━━ DATASET RECORDS
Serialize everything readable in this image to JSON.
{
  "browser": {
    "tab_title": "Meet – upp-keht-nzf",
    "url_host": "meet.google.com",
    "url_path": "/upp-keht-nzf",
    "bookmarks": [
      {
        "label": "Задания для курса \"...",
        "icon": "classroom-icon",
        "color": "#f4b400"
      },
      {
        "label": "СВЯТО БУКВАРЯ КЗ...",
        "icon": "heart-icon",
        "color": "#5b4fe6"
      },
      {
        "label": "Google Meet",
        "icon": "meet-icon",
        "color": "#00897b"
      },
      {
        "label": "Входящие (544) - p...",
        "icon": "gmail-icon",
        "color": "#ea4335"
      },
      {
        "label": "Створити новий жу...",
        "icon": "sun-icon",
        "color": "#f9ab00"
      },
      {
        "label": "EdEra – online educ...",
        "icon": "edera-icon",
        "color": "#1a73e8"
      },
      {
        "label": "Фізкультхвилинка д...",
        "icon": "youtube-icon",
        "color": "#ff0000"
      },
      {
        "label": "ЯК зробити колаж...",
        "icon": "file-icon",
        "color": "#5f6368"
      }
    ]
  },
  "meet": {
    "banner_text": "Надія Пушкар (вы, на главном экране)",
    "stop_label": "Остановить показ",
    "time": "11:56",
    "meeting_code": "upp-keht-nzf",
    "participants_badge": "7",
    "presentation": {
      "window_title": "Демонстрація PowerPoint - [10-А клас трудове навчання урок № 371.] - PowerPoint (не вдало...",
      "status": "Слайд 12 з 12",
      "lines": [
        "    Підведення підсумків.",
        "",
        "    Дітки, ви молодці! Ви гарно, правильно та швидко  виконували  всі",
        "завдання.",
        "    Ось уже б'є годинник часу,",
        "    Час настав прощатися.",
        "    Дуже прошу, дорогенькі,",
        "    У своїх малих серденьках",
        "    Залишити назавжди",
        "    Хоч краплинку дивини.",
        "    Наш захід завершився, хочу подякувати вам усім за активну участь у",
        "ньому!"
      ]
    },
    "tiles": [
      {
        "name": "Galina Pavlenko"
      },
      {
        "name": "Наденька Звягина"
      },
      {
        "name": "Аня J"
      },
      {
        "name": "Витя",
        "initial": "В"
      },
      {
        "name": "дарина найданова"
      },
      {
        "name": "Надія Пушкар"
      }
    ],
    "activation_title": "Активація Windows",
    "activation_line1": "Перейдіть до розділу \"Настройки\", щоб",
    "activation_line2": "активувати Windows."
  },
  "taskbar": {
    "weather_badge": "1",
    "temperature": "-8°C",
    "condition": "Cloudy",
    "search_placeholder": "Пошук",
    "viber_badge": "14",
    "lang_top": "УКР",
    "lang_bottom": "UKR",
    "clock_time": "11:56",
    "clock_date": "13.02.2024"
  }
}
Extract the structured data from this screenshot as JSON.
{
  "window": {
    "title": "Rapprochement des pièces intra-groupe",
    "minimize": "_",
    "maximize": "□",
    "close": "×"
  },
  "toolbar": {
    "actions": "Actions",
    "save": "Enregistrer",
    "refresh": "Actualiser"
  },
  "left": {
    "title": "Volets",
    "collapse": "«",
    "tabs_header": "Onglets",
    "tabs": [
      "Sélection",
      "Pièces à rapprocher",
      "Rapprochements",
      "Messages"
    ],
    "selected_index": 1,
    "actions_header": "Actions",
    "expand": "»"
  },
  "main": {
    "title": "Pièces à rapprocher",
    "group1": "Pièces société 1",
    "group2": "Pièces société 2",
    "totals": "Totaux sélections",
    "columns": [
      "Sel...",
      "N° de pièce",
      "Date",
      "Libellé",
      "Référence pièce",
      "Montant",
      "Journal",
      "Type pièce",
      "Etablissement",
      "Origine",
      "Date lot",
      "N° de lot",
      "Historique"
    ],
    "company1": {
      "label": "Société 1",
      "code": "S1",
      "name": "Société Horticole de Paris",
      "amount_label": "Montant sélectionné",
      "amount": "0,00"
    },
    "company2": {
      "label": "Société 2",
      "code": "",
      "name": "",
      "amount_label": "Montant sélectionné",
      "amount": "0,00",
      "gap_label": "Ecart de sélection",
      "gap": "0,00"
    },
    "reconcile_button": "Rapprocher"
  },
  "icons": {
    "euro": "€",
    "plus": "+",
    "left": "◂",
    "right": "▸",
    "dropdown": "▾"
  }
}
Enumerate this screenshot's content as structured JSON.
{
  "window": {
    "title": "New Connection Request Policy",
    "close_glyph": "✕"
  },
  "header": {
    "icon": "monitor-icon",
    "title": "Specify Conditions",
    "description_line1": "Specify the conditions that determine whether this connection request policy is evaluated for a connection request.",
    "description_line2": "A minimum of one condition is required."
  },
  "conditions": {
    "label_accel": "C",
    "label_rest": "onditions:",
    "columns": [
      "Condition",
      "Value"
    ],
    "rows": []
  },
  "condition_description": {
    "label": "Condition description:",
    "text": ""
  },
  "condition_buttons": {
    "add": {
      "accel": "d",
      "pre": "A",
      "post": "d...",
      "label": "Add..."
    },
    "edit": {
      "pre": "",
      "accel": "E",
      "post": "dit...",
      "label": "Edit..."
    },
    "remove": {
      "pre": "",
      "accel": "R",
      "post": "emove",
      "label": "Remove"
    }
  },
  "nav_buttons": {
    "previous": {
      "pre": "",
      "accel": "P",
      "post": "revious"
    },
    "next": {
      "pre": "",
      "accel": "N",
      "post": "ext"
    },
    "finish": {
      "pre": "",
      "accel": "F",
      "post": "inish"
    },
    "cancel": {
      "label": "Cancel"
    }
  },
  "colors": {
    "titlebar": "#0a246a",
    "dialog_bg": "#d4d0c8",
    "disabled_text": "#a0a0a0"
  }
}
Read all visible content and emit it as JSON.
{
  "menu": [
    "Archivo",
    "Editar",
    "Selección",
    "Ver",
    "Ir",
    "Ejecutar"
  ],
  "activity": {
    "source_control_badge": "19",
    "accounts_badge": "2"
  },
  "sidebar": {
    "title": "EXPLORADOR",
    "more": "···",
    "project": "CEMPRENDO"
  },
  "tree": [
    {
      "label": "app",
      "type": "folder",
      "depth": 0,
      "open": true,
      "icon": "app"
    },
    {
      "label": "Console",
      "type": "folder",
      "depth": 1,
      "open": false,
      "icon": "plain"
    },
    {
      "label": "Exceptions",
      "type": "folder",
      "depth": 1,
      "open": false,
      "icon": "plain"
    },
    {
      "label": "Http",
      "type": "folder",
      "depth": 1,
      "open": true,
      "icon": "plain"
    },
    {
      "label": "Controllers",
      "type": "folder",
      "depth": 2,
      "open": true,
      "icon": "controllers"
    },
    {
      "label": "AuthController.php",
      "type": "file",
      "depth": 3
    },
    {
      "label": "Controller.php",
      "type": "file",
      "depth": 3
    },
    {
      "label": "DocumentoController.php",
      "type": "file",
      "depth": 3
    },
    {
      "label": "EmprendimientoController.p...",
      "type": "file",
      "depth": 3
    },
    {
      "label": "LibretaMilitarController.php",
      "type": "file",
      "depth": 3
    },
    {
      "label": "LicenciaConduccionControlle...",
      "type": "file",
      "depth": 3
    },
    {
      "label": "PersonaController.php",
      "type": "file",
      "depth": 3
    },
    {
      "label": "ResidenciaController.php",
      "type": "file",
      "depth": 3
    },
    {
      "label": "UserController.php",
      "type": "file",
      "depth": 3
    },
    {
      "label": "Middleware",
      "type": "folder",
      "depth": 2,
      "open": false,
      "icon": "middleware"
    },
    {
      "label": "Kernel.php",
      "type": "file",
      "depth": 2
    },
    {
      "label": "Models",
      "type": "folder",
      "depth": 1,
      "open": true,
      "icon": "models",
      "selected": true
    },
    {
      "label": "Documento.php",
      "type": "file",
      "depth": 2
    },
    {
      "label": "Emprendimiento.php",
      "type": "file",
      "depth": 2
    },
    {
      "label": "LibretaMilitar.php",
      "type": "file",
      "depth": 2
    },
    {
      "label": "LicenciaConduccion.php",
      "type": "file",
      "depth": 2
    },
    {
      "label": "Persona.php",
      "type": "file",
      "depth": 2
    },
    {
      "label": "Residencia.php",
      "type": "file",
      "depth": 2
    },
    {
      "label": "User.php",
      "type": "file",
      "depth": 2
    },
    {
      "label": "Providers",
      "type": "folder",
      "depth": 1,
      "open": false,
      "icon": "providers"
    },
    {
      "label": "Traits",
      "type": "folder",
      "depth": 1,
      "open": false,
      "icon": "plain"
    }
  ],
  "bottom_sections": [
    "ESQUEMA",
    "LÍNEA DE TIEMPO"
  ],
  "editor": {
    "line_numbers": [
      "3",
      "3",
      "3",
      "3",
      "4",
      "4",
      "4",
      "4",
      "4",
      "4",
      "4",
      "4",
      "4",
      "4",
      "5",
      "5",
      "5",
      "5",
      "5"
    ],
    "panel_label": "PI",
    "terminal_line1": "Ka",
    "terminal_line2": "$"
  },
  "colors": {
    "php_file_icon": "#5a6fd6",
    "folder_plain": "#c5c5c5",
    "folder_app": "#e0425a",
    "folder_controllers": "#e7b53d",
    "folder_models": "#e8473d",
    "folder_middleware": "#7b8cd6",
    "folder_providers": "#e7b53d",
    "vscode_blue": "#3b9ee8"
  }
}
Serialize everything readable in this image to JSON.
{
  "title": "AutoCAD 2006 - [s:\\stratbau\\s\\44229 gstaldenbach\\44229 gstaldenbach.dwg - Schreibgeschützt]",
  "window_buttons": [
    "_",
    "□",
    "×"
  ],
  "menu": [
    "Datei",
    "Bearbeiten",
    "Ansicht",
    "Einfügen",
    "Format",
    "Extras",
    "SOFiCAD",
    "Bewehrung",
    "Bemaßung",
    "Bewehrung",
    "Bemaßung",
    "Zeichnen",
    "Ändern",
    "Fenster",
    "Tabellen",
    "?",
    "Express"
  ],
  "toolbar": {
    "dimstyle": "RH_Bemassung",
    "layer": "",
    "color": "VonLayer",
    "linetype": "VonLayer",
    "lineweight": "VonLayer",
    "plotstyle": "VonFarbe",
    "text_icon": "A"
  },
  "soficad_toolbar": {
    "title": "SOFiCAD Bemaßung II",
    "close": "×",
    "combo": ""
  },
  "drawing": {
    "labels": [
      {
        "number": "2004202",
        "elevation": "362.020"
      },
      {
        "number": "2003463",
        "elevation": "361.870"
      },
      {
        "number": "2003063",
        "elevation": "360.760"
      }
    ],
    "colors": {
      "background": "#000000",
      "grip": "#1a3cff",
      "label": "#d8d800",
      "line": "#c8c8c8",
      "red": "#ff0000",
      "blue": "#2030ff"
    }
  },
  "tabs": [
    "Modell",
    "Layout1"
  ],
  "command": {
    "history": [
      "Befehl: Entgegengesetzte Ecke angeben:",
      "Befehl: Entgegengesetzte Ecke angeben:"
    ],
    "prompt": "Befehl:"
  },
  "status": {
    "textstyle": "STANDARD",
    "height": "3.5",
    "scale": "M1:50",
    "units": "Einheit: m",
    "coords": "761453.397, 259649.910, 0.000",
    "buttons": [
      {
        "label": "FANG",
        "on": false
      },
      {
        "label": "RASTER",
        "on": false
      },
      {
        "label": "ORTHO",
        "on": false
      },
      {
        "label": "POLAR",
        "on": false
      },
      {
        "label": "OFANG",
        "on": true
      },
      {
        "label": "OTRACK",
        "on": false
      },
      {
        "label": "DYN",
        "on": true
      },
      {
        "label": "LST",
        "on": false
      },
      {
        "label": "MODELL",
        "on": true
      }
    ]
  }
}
━━━━
## WHAT THE EXERCISE ASKS
Your answer should be a single number: the count of lines in the material above that contain "angeben".

## EXPECTED OUTPUT
2